▶ _EXERCISE DIRECTIONS_:
Output the material below in its entirety, exactly as given.

··· RAW DATA

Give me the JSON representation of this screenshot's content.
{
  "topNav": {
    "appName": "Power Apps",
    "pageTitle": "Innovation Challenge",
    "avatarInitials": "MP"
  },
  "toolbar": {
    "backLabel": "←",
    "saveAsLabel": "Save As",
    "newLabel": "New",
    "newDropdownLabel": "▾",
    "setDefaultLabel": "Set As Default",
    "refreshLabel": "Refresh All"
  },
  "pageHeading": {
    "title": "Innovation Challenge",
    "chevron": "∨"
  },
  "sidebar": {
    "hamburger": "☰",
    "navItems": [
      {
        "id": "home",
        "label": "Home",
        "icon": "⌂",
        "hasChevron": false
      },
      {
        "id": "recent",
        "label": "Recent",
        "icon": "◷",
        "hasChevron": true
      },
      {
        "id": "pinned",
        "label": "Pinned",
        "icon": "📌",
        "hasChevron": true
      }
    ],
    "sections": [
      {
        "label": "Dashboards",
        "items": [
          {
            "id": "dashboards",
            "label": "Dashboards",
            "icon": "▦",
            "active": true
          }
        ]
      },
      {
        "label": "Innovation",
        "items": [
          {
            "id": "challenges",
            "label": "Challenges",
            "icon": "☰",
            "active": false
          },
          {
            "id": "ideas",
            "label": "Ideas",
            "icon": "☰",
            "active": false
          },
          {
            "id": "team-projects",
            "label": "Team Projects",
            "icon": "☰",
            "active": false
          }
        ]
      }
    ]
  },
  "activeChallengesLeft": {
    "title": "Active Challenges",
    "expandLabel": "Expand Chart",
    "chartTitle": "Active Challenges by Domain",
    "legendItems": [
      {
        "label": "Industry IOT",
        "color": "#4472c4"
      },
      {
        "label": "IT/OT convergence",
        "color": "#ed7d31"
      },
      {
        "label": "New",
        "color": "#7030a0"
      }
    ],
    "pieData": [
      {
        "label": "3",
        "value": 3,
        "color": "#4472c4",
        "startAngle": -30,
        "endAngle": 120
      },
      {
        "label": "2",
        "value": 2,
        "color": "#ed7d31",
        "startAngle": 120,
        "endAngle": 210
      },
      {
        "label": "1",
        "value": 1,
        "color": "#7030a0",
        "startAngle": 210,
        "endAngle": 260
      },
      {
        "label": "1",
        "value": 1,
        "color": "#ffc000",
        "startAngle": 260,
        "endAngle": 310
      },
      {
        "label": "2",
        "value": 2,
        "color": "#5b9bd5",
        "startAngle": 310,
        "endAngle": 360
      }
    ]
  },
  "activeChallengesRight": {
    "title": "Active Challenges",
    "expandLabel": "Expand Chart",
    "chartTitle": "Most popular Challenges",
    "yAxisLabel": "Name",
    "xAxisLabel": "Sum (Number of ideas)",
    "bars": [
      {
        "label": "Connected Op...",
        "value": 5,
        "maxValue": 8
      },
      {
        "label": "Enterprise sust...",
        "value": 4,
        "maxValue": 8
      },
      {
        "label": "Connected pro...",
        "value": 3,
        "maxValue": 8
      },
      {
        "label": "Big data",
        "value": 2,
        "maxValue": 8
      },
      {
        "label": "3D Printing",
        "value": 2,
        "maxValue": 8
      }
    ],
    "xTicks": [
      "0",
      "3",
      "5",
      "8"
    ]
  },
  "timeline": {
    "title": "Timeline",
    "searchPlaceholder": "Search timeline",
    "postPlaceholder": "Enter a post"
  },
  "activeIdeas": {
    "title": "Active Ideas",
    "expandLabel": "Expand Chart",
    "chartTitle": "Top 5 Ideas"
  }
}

······

▶ _RESPONSE BELOW_:
Give me the JSON representation of this screenshot's content.
{
  "topNav": {
    "appName": "Power Apps",
    "pageTitle": "Innovation Challenge",
    "avatarInitials": "MP"
  },
  "toolbar": {
    "backLabel": "←",
    "saveAsLabel": "Save As",
    "newLabel": "New",
    "newDropdownLabel": "▾",
    "setDefaultLabel": "Set As Default",
    "refreshLabel": "Refresh All"
  },
  "pageHeading": {
    "title": "Innovation Challenge",
    "chevron": "∨"
  },
  "sidebar": {
    "hamburger": "☰",
    "navItems": [
      {
        "id": "home",
        "label": "Home",
        "icon": "⌂",
        "hasChevron": false
      },
      {
        "id": "recent",
        "label": "Recent",
        "icon": "◷",
        "hasChevron": true
      },
      {
        "id": "pinned",
        "label": "Pinned",
        "icon": "📌",
        "hasChevron": true
      }
    ],
    "sections": [
      {
        "label": "Dashboards",
        "items": [
          {
            "id": "dashboards",
            "label": "Dashboards",
            "icon": "▦",
            "active": true
          }
        ]
      },
      {
        "label": "Innovation",
        "items": [
          {
            "id": "challenges",
            "label": "Challenges",
            "icon": "☰",
            "active": false
          },
          {
            "id": "ideas",
            "label": "Ideas",
            "icon": "☰",
            "active": false
          },
          {
            "id": "team-projects",
            "label": "Team Projects",
            "icon": "☰",
            "active": false
          }
        ]
      }
    ]
  },
  "activeChallengesLeft": {
    "title": "Active Challenges",
    "expandLabel": "Expand Chart",
    "chartTitle": "Active Challenges by Domain",
    "legendItems": [
      {
        "label": "Industry IOT",
        "color": "#4472c4"
      },
      {
        "label": "IT/OT convergence",
        "color": "#ed7d31"
      },
      {
        "label": "New",
        "color": "#7030a0"
      }
    ],
    "pieData": [
      {
        "label": "3",
        "value": 3,
        "color": "#4472c4",
        "startAngle": -30,
        "endAngle": 120
      },
      {
        "label": "2",
        "value": 2,
        "color": "#ed7d31",
        "startAngle": 120,
        "endAngle": 210
      },
      {
        "label": "1",
        "value": 1,
        "color": "#7030a0",
        "startAngle": 210,
        "endAngle": 260
      },
      {
        "label": "1",
        "value": 1,
        "color": "#ffc000",
        "startAngle": 260,
        "endAngle": 310
      },
      {
        "label": "2",
        "value": 2,
        "color": "#5b9bd5",
        "startAngle": 310,
        "endAngle": 360
      }
    ]
  },
  "activeChallengesRight": {
    "title": "Active Challenges",
    "expandLabel": "Expand Chart",
    "chartTitle": "Most popular Challenges",
    "yAxisLabel": "Name",
    "xAxisLabel": "Sum (Number of ideas)",
    "bars": [
      {
        "label": "Connected Op...",
        "value": 5,
        "maxValue": 8
      },
      {
        "label": "Enterprise sust...",
        "value": 4,
        "maxValue": 8
      },
      {
        "label": "Connected pro...",
        "value": 3,
        "maxValue": 8
      },
      {
        "label": "Big data",
        "value": 2,
        "maxValue": 8
      },
      {
        "label": "3D Printing",
        "value": 2,
        "maxValue": 8
      }
    ],
    "xTicks": [
      "0",
      "3",
      "5",
      "8"
    ]
  },
  "timeline": {
    "title": "Timeline",
    "searchPlaceholder": "Search timeline",
    "postPlaceholder": "Enter a post"
  },
  "activeIdeas": {
    "title": "Active Ideas",
    "expandLabel": "Expand Chart",
    "chartTitle": "Top 5 Ideas"
  }
}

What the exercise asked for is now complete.